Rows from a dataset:
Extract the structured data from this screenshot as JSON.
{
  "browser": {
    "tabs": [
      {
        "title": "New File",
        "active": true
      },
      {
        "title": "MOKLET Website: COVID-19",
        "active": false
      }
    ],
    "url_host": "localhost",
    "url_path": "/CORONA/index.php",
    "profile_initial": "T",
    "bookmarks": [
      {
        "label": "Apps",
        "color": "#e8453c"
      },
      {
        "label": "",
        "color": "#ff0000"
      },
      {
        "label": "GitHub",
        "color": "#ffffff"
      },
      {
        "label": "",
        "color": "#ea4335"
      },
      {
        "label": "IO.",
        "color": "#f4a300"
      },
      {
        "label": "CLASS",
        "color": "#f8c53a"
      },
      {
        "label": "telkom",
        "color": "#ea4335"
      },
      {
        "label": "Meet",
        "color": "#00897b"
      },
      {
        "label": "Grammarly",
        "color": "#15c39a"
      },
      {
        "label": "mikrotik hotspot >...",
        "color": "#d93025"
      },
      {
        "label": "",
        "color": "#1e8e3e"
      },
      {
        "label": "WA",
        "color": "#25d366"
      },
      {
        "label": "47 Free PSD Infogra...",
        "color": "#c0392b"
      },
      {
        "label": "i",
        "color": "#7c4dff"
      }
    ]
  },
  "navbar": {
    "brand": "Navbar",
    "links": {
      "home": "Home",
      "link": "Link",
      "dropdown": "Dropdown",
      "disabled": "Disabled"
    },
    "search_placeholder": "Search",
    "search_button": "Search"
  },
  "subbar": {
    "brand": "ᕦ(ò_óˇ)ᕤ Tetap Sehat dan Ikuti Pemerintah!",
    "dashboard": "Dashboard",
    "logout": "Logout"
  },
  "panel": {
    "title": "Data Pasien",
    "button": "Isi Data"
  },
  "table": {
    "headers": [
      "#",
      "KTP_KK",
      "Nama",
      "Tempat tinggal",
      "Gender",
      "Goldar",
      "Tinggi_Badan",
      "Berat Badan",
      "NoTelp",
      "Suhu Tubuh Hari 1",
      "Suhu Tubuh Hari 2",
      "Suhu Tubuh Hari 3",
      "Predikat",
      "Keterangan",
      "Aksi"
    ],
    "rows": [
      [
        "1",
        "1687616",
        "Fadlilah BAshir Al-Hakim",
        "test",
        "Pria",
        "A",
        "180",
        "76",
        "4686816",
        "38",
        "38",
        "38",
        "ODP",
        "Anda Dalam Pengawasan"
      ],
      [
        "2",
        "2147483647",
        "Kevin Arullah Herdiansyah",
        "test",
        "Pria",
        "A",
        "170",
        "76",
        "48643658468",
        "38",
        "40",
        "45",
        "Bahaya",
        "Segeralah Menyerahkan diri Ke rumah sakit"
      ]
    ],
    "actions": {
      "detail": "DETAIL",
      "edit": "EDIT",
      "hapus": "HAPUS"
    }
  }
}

■ Objective
Extract every line above containing the word "brand".

■ Problem solution
    "brand": "Navbar",
    "brand": "ᕦ(ò_óˇ)ᕤ Tetap Sehat dan Ikuti Pemerintah!",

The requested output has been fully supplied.